— Begin —
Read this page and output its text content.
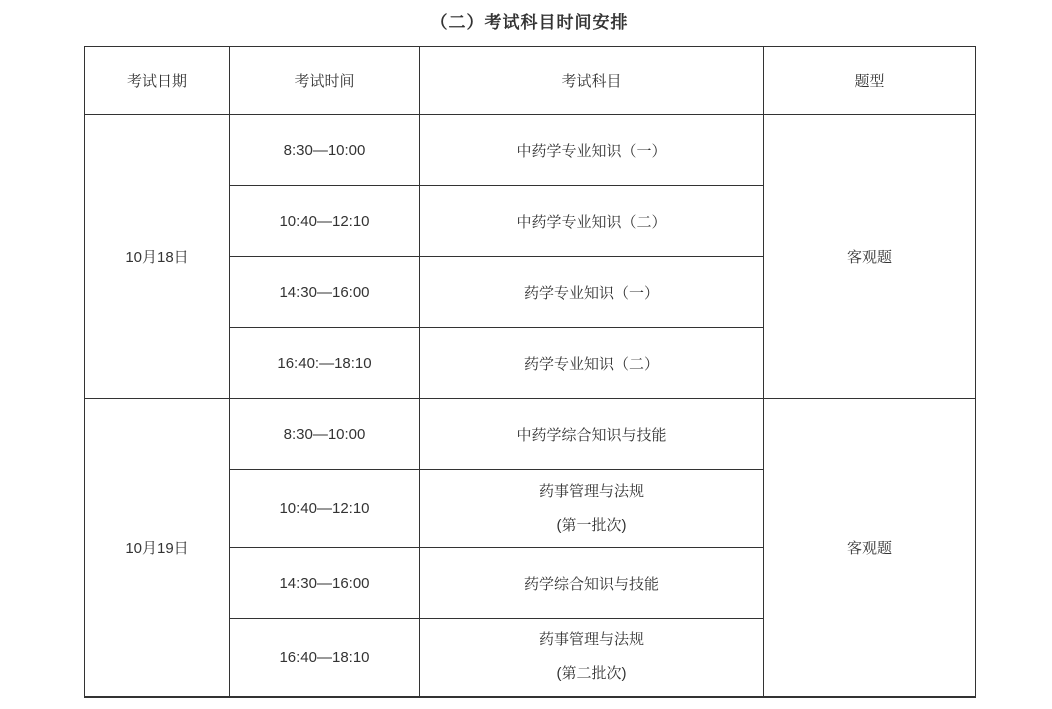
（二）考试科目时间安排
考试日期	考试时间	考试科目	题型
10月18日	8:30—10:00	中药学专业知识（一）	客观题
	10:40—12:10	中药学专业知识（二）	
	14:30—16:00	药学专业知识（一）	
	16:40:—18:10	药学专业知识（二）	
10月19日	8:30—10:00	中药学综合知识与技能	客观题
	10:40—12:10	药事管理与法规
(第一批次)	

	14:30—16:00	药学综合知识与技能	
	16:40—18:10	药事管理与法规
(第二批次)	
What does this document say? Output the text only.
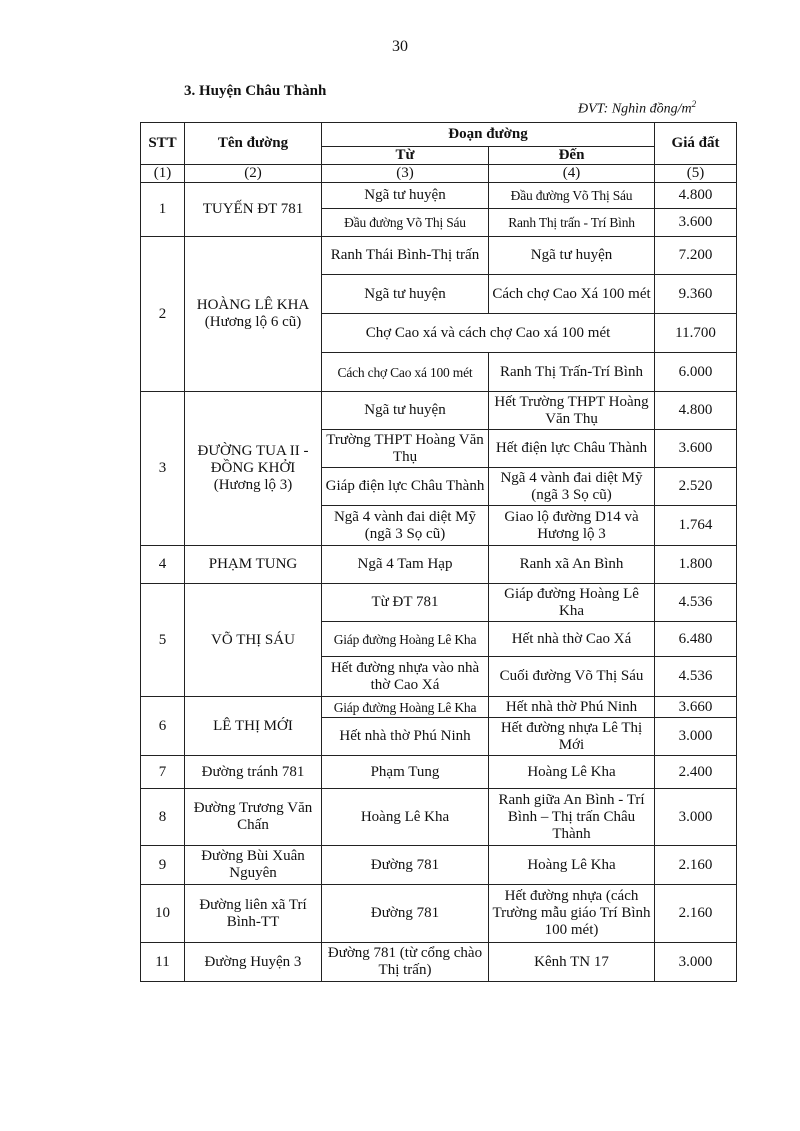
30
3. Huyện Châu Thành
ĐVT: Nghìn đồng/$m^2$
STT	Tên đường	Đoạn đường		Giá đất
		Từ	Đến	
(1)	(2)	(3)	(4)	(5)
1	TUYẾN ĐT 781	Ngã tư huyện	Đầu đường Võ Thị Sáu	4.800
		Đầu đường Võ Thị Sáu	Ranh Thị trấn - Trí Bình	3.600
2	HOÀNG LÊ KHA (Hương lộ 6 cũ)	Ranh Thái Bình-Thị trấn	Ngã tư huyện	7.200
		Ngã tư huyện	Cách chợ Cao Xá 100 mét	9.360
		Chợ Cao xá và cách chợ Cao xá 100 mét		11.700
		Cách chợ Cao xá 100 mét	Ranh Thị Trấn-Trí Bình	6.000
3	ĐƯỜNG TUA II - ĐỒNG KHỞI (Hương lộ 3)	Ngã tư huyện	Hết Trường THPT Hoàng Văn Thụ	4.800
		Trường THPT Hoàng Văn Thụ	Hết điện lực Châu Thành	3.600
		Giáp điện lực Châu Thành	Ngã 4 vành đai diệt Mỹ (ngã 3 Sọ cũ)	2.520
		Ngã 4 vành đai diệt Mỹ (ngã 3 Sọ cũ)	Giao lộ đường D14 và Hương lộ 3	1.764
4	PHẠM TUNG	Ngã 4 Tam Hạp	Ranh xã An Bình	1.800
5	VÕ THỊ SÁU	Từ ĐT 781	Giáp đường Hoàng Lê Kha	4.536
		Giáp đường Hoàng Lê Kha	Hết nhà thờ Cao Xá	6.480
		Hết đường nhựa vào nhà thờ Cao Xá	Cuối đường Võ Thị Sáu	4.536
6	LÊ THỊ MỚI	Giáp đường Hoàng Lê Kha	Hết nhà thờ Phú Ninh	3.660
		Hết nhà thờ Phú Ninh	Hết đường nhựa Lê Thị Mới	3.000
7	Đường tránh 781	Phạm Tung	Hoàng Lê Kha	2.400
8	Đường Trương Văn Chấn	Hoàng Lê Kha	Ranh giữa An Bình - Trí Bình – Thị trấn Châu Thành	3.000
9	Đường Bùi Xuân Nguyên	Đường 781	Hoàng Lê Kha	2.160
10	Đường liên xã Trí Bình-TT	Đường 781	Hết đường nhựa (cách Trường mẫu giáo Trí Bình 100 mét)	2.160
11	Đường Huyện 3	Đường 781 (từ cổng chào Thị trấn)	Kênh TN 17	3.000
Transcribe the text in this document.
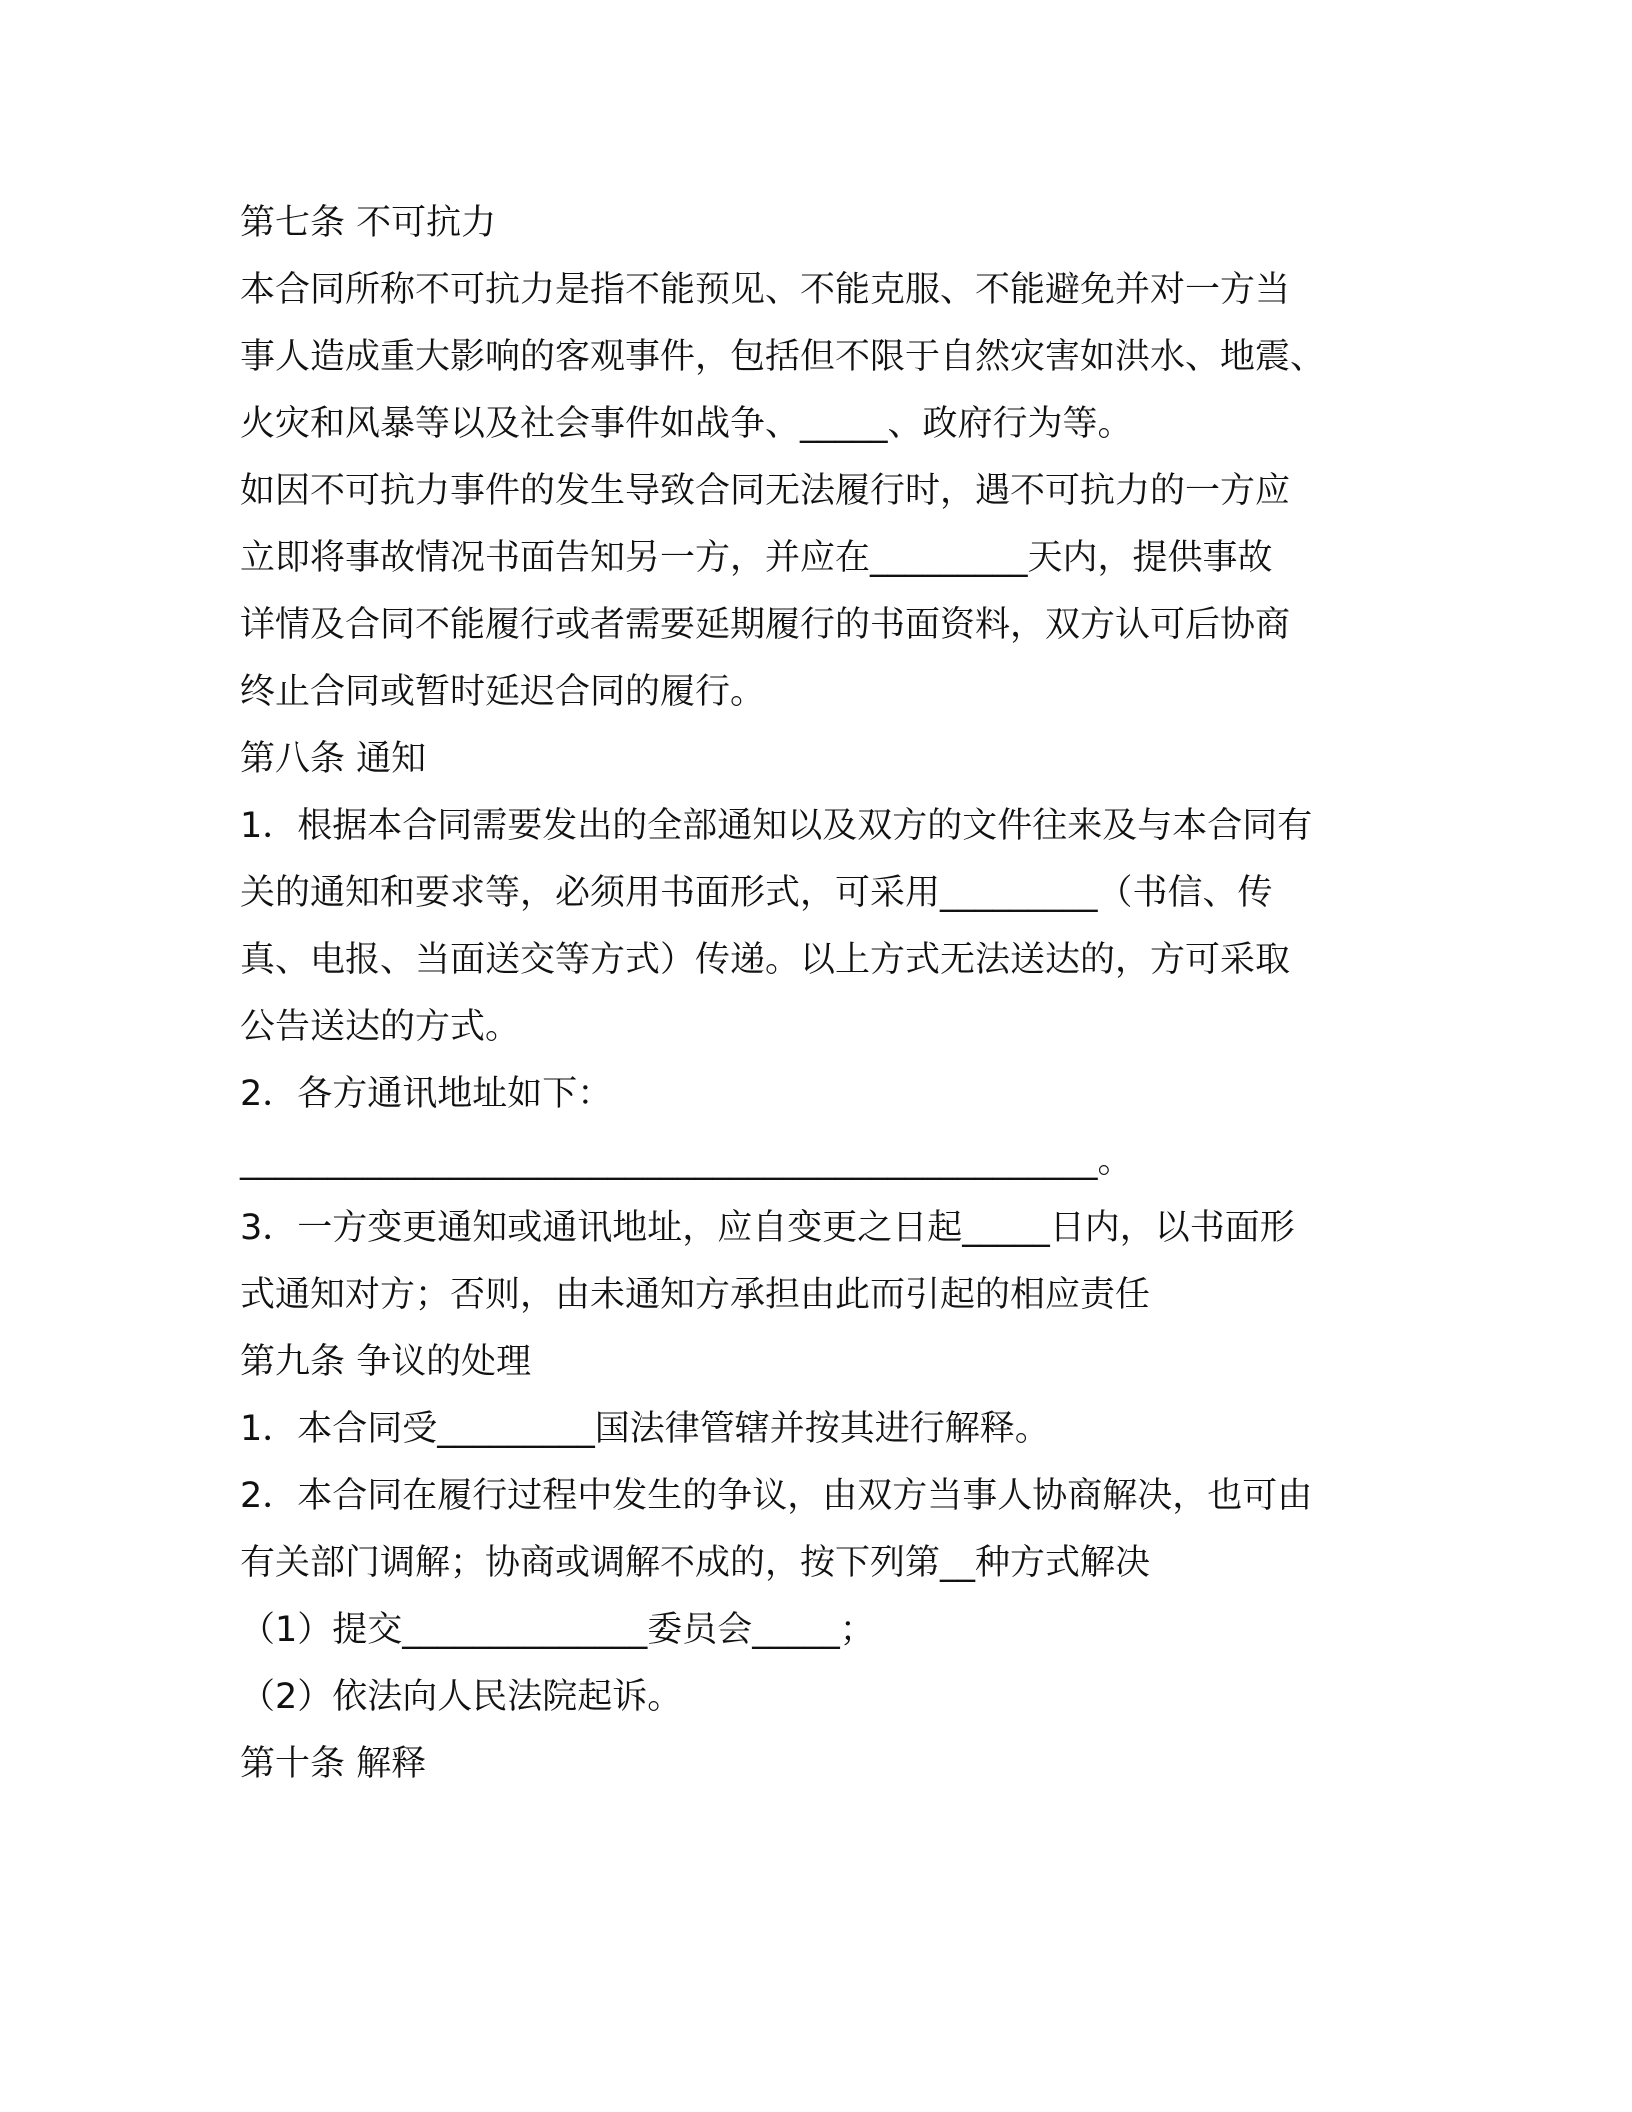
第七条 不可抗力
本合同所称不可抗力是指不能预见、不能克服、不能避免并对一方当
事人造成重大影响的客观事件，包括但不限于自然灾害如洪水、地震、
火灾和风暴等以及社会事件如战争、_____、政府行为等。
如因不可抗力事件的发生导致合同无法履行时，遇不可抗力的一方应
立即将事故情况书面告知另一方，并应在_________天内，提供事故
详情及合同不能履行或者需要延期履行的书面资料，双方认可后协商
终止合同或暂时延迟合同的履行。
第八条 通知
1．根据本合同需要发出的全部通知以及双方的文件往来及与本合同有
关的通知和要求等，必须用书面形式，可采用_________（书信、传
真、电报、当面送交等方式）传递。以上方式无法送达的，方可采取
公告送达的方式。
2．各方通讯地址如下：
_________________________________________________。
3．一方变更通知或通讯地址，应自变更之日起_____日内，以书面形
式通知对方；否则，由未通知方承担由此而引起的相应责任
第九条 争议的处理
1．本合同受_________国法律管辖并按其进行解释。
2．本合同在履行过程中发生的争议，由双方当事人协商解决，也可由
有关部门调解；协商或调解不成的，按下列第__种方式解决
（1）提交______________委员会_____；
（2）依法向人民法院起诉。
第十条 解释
— End —
Copy out each line exactly, without the pictures.

Read this page and output its text content.
（二）考试科目时间安排
考试日期	考试时间	考试科目	题型
10月18日	8:30—10:00	中药学专业知识（一）	客观题
	10:40—12:10	中药学专业知识（二）	
	14:30—16:00	药学专业知识（一）	
	16:40:—18:10	药学专业知识（二）	
10月19日	8:30—10:00	中药学综合知识与技能	客观题
	10:40—12:10	药事管理与法规
(第一批次)	

	14:30—16:00	药学综合知识与技能	
	16:40—18:10	药事管理与法规
(第二批次)	
What does this document say? Output the text only.
30
3. Huyện Châu Thành
ĐVT: Nghìn đồng/$m^2$
STT	Tên đường	Đoạn đường		Giá đất
		Từ	Đến	
(1)	(2)	(3)	(4)	(5)
1	TUYẾN ĐT 781	Ngã tư huyện	Đầu đường Võ Thị Sáu	4.800
		Đầu đường Võ Thị Sáu	Ranh Thị trấn - Trí Bình	3.600
2	HOÀNG LÊ KHA (Hương lộ 6 cũ)	Ranh Thái Bình-Thị trấn	Ngã tư huyện	7.200
		Ngã tư huyện	Cách chợ Cao Xá 100 mét	9.360
		Chợ Cao xá và cách chợ Cao xá 100 mét		11.700
		Cách chợ Cao xá 100 mét	Ranh Thị Trấn-Trí Bình	6.000
3	ĐƯỜNG TUA II - ĐỒNG KHỞI (Hương lộ 3)	Ngã tư huyện	Hết Trường THPT Hoàng Văn Thụ	4.800
		Trường THPT Hoàng Văn Thụ	Hết điện lực Châu Thành	3.600
		Giáp điện lực Châu Thành	Ngã 4 vành đai diệt Mỹ (ngã 3 Sọ cũ)	2.520
		Ngã 4 vành đai diệt Mỹ (ngã 3 Sọ cũ)	Giao lộ đường D14 và Hương lộ 3	1.764
4	PHẠM TUNG	Ngã 4 Tam Hạp	Ranh xã An Bình	1.800
5	VÕ THỊ SÁU	Từ ĐT 781	Giáp đường Hoàng Lê Kha	4.536
		Giáp đường Hoàng Lê Kha	Hết nhà thờ Cao Xá	6.480
		Hết đường nhựa vào nhà thờ Cao Xá	Cuối đường Võ Thị Sáu	4.536
6	LÊ THỊ MỚI	Giáp đường Hoàng Lê Kha	Hết nhà thờ Phú Ninh	3.660
		Hết nhà thờ Phú Ninh	Hết đường nhựa Lê Thị Mới	3.000
7	Đường tránh 781	Phạm Tung	Hoàng Lê Kha	2.400
8	Đường Trương Văn Chấn	Hoàng Lê Kha	Ranh giữa An Bình - Trí Bình – Thị trấn Châu Thành	3.000
9	Đường Bùi Xuân Nguyên	Đường 781	Hoàng Lê Kha	2.160
10	Đường liên xã Trí Bình-TT	Đường 781	Hết đường nhựa (cách Trường mẫu giáo Trí Bình 100 mét)	2.160
11	Đường Huyện 3	Đường 781 (từ cổng chào Thị trấn)	Kênh TN 17	3.000
Transcribe the text in this document.
第七条 不可抗力
本合同所称不可抗力是指不能预见、不能克服、不能避免并对一方当
事人造成重大影响的客观事件，包括但不限于自然灾害如洪水、地震、
火灾和风暴等以及社会事件如战争、_____、政府行为等。
如因不可抗力事件的发生导致合同无法履行时，遇不可抗力的一方应
立即将事故情况书面告知另一方，并应在_________天内，提供事故
详情及合同不能履行或者需要延期履行的书面资料，双方认可后协商
终止合同或暂时延迟合同的履行。
第八条 通知
1．根据本合同需要发出的全部通知以及双方的文件往来及与本合同有
关的通知和要求等，必须用书面形式，可采用_________（书信、传
真、电报、当面送交等方式）传递。以上方式无法送达的，方可采取
公告送达的方式。
2．各方通讯地址如下：
_________________________________________________。
3．一方变更通知或通讯地址，应自变更之日起_____日内，以书面形
式通知对方；否则，由未通知方承担由此而引起的相应责任
第九条 争议的处理
1．本合同受_________国法律管辖并按其进行解释。
2．本合同在履行过程中发生的争议，由双方当事人协商解决，也可由
有关部门调解；协商或调解不成的，按下列第__种方式解决
（1）提交______________委员会_____；
（2）依法向人民法院起诉。
第十条 解释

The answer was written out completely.